Look through the records below and give the number of lines holding the string "Drive", nothing more.

--- begin ---

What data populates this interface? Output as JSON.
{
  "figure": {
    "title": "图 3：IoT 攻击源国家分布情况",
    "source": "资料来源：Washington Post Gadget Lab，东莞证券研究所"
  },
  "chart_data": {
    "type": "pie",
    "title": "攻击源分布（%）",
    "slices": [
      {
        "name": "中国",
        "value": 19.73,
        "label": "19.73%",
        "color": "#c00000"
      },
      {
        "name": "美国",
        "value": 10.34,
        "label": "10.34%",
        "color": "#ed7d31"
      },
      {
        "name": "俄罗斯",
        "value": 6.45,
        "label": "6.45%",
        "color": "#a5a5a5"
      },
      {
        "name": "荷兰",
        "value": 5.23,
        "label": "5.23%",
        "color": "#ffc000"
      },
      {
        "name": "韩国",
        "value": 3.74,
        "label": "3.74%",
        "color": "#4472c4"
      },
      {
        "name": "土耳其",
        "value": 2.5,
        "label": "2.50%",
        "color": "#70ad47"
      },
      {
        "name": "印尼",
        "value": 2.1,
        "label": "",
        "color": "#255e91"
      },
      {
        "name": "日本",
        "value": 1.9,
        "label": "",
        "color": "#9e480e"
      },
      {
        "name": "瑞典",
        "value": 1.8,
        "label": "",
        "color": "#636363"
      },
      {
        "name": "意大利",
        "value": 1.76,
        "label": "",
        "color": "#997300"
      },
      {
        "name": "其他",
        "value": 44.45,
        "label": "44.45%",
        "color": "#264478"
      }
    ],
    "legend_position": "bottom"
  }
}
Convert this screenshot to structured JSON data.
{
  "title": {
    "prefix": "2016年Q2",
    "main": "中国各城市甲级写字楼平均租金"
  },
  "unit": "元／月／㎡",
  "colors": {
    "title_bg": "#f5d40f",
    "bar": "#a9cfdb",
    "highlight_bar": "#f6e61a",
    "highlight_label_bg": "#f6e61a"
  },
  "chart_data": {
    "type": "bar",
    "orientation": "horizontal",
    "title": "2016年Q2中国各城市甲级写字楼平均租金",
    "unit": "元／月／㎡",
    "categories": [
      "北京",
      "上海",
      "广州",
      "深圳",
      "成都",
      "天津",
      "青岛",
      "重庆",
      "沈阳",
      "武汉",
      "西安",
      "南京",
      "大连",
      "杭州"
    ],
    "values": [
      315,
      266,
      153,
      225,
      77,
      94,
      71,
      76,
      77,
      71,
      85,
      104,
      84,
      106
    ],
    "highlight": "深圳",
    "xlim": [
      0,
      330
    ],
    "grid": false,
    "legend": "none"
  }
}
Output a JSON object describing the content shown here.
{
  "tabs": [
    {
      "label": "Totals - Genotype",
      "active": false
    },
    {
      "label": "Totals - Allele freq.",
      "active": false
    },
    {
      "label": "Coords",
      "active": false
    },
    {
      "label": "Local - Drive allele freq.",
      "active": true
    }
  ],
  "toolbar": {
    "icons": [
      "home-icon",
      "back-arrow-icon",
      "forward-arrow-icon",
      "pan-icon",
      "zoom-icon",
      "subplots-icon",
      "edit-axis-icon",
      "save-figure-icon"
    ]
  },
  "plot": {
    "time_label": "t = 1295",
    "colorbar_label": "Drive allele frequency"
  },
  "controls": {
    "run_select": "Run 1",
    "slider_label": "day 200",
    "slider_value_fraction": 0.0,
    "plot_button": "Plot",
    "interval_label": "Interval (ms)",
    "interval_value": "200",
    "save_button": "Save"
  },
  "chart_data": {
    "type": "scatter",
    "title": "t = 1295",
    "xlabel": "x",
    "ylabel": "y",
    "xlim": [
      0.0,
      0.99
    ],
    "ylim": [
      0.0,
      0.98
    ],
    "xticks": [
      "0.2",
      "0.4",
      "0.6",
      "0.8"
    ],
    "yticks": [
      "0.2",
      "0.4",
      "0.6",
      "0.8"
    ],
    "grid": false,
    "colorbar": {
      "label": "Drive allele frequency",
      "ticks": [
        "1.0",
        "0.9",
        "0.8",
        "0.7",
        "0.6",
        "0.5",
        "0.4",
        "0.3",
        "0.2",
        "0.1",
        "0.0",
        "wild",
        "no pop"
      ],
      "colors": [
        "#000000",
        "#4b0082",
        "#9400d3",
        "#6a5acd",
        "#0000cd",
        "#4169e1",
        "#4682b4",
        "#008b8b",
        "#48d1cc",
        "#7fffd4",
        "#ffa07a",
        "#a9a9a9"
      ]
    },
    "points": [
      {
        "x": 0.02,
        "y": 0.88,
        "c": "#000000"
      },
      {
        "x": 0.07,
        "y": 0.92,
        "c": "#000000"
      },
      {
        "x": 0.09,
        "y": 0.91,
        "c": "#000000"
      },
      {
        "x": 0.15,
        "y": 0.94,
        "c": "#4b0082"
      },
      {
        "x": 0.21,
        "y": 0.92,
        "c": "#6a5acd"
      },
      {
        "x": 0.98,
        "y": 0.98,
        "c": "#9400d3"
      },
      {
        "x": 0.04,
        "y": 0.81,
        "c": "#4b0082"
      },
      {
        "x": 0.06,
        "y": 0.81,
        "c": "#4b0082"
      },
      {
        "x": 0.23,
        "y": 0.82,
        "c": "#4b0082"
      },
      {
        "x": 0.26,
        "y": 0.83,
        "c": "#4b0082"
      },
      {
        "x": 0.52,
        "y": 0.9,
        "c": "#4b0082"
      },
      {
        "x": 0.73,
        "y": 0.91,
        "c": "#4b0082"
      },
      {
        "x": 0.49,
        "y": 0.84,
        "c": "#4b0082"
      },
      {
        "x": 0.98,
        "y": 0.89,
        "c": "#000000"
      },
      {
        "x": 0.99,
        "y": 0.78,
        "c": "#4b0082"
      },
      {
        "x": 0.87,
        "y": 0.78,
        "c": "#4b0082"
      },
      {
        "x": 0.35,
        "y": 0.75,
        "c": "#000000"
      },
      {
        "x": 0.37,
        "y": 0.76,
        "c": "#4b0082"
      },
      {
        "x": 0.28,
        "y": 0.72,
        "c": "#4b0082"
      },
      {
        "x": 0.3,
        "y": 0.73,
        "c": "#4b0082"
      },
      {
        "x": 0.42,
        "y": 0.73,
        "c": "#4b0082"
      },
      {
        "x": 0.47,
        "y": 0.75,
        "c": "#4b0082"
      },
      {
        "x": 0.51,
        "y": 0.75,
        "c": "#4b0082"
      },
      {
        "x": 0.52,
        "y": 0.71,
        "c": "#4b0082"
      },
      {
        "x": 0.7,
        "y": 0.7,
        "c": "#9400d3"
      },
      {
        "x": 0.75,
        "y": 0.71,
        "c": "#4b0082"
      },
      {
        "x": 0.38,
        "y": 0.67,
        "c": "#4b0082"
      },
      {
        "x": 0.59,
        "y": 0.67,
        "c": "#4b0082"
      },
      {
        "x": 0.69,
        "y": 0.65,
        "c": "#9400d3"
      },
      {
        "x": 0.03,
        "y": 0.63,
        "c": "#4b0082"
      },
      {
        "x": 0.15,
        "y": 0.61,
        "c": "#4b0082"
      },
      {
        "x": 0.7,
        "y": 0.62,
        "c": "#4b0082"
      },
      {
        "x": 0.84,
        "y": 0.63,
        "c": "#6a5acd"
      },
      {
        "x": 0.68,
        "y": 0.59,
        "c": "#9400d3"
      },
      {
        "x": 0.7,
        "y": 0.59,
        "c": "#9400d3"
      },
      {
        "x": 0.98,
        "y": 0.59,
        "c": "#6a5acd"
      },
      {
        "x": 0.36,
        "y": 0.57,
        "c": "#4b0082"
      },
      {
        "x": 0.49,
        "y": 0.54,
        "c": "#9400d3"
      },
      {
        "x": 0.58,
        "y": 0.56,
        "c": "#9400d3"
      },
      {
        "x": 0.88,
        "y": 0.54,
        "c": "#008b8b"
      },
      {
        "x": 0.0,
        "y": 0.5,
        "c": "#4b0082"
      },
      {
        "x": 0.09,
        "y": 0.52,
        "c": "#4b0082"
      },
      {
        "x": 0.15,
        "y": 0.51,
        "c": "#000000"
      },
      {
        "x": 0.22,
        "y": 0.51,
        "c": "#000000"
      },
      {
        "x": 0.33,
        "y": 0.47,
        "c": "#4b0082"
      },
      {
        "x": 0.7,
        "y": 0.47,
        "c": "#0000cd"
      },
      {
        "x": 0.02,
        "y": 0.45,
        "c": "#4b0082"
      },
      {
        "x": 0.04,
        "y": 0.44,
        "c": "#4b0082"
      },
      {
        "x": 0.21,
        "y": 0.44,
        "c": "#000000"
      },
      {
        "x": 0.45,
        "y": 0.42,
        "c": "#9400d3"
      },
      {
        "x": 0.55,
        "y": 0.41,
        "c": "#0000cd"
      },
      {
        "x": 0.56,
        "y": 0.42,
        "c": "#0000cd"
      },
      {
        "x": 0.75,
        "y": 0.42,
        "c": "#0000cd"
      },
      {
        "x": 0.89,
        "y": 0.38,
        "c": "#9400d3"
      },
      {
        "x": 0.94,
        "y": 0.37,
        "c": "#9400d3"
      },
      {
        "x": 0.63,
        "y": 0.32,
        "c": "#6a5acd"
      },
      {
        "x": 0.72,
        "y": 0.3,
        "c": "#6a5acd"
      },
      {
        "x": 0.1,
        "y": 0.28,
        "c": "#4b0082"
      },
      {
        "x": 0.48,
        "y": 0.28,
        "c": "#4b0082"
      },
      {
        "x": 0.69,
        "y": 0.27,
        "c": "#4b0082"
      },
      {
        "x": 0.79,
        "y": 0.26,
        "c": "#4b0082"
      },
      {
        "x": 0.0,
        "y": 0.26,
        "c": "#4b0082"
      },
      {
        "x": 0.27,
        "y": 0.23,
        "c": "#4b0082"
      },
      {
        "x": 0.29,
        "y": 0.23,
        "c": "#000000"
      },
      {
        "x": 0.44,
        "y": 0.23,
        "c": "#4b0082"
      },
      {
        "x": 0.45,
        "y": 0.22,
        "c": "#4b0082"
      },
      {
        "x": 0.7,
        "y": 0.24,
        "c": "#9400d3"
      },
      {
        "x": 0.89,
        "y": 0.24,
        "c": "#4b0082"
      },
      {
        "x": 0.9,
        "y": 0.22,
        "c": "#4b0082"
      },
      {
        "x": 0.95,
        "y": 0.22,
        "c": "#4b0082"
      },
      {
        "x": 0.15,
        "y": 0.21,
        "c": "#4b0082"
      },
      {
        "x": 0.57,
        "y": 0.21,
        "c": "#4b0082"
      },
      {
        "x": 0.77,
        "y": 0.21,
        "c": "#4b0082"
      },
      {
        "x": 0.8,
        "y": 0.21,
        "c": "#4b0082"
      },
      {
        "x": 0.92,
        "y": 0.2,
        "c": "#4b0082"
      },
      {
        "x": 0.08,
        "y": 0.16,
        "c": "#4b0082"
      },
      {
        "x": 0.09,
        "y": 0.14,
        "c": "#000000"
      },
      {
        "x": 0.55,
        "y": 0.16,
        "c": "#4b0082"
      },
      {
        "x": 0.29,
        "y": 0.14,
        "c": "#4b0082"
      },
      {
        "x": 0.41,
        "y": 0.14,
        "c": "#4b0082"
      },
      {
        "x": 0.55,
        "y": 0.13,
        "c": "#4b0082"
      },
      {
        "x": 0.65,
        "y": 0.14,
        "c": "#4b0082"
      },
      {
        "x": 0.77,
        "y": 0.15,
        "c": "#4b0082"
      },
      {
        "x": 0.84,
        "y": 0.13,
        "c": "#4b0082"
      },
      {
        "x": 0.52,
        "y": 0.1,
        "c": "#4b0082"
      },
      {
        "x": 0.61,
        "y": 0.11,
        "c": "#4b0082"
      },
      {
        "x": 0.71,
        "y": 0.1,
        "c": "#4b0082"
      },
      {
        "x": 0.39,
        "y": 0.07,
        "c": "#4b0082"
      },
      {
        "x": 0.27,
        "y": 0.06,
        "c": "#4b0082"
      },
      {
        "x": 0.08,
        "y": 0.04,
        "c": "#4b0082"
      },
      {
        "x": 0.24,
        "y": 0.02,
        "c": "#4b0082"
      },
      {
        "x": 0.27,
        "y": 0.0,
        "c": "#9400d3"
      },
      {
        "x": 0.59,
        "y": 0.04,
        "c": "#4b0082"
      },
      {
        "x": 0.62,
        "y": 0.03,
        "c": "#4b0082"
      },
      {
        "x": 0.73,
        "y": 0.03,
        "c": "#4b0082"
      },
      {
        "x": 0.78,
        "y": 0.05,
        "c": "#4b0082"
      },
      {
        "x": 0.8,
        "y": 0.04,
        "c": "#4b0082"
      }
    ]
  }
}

--- end ---

_Finished task_
3